[Records from a data source]

— BEGIN —

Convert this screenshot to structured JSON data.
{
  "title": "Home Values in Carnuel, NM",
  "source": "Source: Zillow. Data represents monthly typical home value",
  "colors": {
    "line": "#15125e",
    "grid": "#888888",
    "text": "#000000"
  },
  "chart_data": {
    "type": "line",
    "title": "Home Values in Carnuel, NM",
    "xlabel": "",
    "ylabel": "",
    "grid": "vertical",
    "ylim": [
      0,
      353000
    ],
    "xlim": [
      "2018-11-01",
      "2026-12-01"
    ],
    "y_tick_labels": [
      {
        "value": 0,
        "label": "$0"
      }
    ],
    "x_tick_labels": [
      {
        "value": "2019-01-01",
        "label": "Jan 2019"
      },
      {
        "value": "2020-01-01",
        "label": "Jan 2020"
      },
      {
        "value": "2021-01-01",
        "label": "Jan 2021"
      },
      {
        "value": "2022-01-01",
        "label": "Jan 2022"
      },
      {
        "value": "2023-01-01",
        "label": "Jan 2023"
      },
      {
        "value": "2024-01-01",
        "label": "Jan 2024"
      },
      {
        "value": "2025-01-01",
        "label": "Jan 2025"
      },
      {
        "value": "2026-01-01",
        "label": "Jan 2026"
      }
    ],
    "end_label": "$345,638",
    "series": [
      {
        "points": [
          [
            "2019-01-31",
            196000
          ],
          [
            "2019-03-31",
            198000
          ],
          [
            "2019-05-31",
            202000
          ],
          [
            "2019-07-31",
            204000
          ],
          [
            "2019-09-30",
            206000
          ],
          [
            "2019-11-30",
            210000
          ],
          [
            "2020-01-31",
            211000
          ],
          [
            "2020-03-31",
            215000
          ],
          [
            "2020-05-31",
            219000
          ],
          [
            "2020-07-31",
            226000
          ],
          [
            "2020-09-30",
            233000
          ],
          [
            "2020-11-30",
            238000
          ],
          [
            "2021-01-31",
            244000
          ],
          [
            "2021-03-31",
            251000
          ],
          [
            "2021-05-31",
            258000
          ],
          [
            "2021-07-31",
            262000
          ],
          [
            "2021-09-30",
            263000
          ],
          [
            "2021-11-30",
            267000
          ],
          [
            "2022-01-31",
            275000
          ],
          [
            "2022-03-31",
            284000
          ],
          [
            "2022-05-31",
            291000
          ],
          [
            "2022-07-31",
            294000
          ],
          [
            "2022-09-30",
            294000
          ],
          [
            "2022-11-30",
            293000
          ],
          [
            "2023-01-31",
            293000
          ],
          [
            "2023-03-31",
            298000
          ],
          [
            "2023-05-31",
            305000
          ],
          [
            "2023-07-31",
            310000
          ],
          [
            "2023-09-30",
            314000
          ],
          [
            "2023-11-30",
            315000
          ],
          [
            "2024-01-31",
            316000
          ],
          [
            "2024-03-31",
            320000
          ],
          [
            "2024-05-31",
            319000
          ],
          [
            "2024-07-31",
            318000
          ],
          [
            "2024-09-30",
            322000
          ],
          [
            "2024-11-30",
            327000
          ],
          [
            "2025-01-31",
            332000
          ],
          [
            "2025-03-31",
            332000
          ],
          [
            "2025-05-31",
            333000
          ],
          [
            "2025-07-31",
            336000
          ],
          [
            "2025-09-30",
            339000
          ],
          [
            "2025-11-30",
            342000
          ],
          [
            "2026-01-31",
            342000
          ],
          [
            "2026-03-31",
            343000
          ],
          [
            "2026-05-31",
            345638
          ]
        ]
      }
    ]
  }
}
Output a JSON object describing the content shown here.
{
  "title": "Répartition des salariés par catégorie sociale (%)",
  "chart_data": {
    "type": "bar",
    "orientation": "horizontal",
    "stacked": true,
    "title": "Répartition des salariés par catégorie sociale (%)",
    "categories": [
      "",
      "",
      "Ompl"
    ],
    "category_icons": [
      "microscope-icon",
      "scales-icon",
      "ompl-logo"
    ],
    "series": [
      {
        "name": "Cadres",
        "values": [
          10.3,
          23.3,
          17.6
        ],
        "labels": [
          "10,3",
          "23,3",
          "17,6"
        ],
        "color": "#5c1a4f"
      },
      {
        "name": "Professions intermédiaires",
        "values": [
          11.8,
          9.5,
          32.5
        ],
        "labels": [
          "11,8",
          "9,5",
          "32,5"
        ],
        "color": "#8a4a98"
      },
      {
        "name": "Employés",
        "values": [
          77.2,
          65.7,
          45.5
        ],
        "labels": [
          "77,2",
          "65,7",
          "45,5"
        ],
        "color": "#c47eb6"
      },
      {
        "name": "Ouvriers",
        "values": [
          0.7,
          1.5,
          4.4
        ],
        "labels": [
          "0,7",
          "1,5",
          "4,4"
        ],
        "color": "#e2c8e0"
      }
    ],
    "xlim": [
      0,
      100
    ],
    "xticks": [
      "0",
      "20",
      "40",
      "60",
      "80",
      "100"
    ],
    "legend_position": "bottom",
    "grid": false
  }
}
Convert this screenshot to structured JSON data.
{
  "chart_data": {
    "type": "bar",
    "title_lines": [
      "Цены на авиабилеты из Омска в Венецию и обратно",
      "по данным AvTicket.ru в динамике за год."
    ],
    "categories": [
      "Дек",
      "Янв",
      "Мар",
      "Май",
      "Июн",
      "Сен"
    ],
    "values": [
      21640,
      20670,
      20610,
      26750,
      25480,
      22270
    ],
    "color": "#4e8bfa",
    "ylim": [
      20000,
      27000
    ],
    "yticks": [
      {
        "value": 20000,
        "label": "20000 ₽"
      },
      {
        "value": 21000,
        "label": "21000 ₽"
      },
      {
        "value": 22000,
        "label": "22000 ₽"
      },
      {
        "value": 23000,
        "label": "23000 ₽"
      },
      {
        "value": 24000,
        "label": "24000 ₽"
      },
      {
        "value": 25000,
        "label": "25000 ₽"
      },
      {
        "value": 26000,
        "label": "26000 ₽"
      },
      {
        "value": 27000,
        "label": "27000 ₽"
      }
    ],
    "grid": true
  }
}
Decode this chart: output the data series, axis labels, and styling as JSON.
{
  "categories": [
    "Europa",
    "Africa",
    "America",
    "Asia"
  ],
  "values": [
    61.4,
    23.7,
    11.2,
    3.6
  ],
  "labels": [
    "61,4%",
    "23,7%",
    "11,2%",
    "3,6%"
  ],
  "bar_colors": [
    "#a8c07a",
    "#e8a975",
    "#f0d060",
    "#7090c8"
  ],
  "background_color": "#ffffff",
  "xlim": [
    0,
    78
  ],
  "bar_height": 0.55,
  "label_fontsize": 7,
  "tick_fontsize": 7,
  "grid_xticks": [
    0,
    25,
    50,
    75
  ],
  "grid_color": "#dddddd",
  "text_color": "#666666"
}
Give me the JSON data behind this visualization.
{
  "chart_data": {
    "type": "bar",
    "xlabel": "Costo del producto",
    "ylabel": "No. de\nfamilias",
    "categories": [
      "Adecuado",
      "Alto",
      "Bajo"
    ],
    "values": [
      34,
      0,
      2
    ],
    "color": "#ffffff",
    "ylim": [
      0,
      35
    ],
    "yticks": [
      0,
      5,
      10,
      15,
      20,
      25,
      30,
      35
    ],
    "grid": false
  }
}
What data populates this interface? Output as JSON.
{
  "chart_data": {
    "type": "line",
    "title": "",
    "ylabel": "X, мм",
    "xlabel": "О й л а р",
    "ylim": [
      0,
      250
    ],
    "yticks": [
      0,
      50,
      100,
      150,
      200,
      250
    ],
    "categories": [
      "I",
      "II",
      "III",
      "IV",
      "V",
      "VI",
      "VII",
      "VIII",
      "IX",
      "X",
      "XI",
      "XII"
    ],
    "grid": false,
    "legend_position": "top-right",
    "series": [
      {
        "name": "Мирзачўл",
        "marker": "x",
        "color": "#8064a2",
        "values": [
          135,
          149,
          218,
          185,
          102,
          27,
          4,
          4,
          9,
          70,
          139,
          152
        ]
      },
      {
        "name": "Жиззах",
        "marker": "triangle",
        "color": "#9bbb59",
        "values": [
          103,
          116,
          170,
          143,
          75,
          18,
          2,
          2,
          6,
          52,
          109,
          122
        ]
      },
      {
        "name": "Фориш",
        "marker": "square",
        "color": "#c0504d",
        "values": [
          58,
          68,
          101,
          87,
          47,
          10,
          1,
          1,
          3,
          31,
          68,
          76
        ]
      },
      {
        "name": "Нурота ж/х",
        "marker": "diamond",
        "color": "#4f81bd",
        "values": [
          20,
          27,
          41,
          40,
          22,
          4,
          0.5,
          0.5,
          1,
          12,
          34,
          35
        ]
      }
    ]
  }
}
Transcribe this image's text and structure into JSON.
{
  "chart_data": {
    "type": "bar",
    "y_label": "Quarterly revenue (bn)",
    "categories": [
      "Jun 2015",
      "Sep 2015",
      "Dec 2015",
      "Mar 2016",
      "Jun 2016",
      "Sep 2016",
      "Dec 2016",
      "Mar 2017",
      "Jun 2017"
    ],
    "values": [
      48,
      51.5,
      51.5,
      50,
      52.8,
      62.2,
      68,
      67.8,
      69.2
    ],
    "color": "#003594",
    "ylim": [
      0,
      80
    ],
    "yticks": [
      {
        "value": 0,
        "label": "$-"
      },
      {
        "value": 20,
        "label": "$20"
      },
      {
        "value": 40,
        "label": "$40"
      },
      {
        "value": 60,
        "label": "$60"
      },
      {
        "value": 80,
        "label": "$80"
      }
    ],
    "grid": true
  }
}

— END —

◆ **Required work**
Scan the data above; copy every line where "Répartition" appears.

◆ **Written response**
  "title": "Répartition des salariés par catégorie sociale (%)",
    "title": "Répartition des salariés par catégorie sociale (%)",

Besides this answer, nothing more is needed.